-- Start MATERIAL TO PROCESS --

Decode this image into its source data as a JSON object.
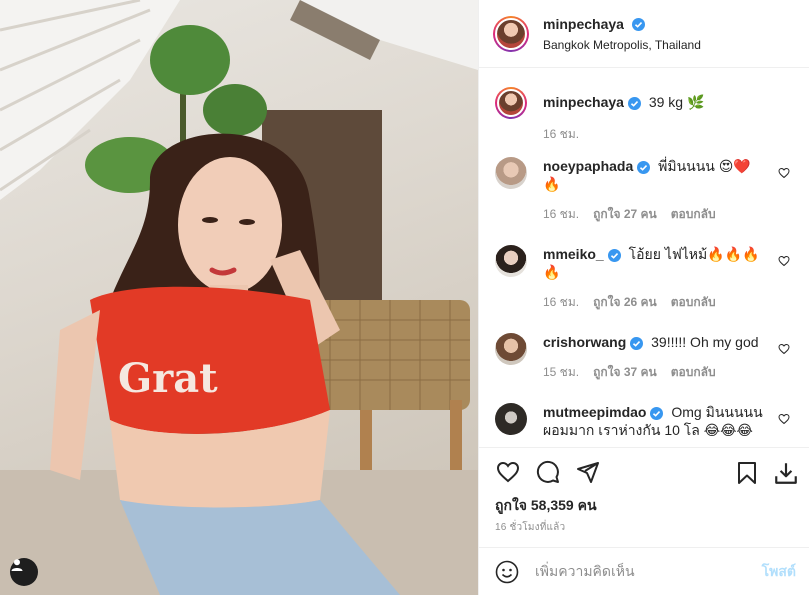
{
  "post": {
    "author": "minpechaya",
    "location": "Bangkok Metropolis, Thailand",
    "caption": "39 kg 🌿",
    "caption_time": "16 ชม.",
    "likes": "ถูกใจ 58,359 คน",
    "timestamp": "16 ชั่วโมงที่แล้ว",
    "photo_text": "Grat"
  },
  "comments": [
    {
      "user": "noeypaphada",
      "text": "พี่มินนนน 😍❤️🔥",
      "time": "16 ชม.",
      "likes": "ถูกใจ 27 คน",
      "reply": "ตอบกลับ"
    },
    {
      "user": "mmeiko_",
      "text": "โอ้ยย ไฟไหม้🔥🔥🔥🔥",
      "time": "16 ชม.",
      "likes": "ถูกใจ 26 คน",
      "reply": "ตอบกลับ"
    },
    {
      "user": "crishorwang",
      "text": "39!!!!! Oh my god",
      "time": "15 ชม.",
      "likes": "ถูกใจ 37 คน",
      "reply": "ตอบกลับ"
    },
    {
      "user": "mutmeepimdao",
      "text": "Omg มินนนนน ผอมมาก เราห่างกัน 10 โล 😂😂😂",
      "time": "",
      "likes": "",
      "reply": ""
    }
  ],
  "add_comment": {
    "placeholder": "เพิ่มความคิดเห็น",
    "post_label": "โพสต์"
  },
  "icons": [
    "heart-icon",
    "comment-icon",
    "share-icon",
    "bookmark-icon",
    "download-icon",
    "emoji-icon",
    "user-tag-icon",
    "verified-icon"
  ],
  "colors": {
    "verified": "#3897f0",
    "post_disabled": "#b2dffc",
    "muted": "#8e8e8e",
    "text": "#262626"
  }
}
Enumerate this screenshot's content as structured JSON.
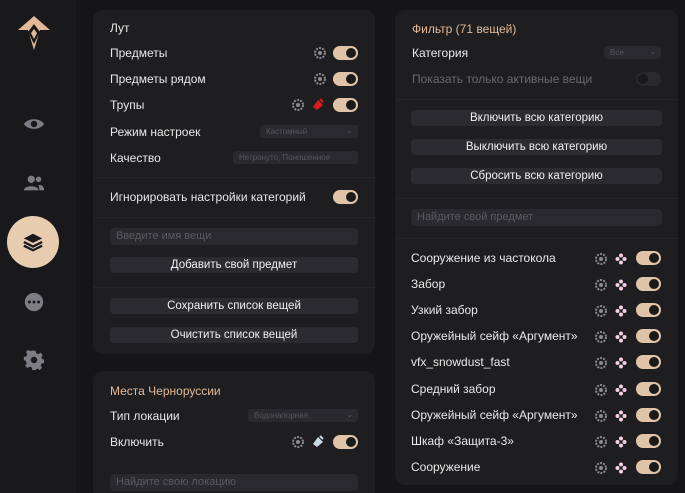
{
  "colors": {
    "accent": "#e3b896",
    "toggle_on": "#e0c4a8",
    "red_icon": "#d81c1c",
    "panel": "#1e1e21"
  },
  "sidebar": {
    "items": [
      {
        "icon": "eye-icon"
      },
      {
        "icon": "users-icon"
      },
      {
        "icon": "layers-icon",
        "active": true
      },
      {
        "icon": "more-icon"
      },
      {
        "icon": "gear-icon"
      }
    ]
  },
  "loot": {
    "title": "Лут",
    "items_label": "Предметы",
    "nearby_label": "Предметы рядом",
    "corpses_label": "Трупы",
    "mode_label": "Режим настроек",
    "mode_value": "Кастомный",
    "quality_label": "Качество",
    "quality_value": "Нетронуто, Поношенное",
    "ignore_label": "Игнорировать настройки категорий",
    "item_name_placeholder": "Введите имя вещи",
    "add_item": "Добавить свой предмет",
    "save_list": "Сохранить список вещей",
    "clear_list": "Очистить список вещей"
  },
  "places": {
    "title": "Места Черноруссии",
    "type_label": "Тип локации",
    "type_value": "Водонапорная",
    "enable_label": "Включить",
    "search_placeholder": "Найдите свою локацию"
  },
  "filter": {
    "title": "Фильтр (71 вещей)",
    "category_label": "Категория",
    "category_value": "Все",
    "only_active_label": "Показать только активные вещи",
    "enable_all": "Включить всю категорию",
    "disable_all": "Выключить всю категорию",
    "reset_all": "Сбросить всю категорию",
    "search_placeholder": "Найдите свой предмет",
    "items": [
      "Сооружение из частокола",
      "Забор",
      "Узкий забор",
      "Оружейный сейф «Аргумент»",
      "vfx_snowdust_fast",
      "Средний забор",
      "Оружейный сейф «Аргумент»",
      "Шкаф «Защита-3»",
      "Сооружение"
    ]
  }
}
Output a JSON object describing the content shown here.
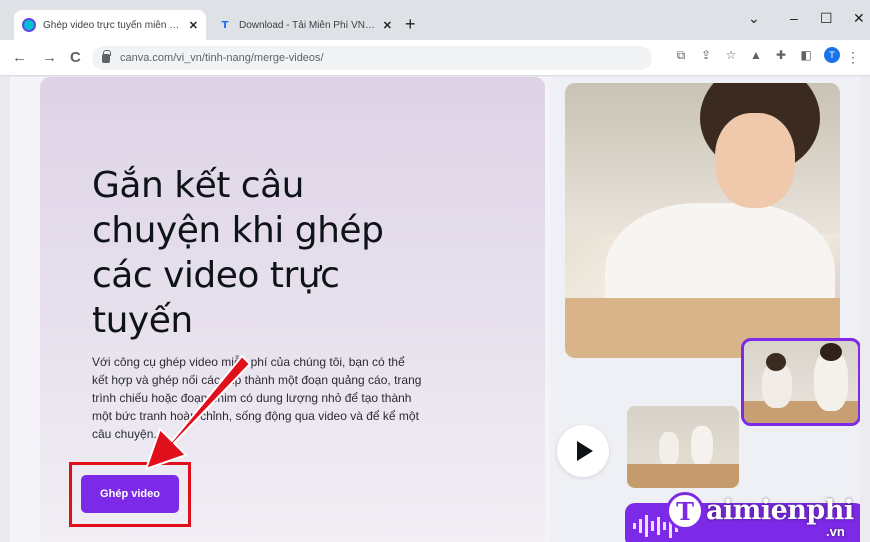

-- End MATERIAL TO PROCESS --

EXERCISE BRIEF — Lines that hold the word "content" are the ones to return, every one of them.

EXERCISE RESULT —
Enumerate this screenshot's content as structured JSON.
Output a JSON object describing the content shown here.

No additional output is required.